TASK OBJECTIVE: Count the lines below that contain the word "from", and report only that number.

═══

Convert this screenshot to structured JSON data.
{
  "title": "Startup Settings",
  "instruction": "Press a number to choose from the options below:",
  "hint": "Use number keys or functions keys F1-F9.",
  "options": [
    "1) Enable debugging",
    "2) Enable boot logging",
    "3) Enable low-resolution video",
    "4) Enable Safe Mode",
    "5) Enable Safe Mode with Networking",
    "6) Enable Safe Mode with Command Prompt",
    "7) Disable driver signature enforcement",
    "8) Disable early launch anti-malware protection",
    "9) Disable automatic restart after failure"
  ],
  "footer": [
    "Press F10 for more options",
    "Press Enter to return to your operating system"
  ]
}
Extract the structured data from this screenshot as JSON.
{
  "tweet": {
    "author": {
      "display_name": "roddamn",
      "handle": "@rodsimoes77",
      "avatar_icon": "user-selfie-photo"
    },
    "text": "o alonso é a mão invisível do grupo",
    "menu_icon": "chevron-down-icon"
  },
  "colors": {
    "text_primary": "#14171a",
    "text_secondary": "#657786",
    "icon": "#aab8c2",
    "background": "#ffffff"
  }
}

═══

REPLY: 2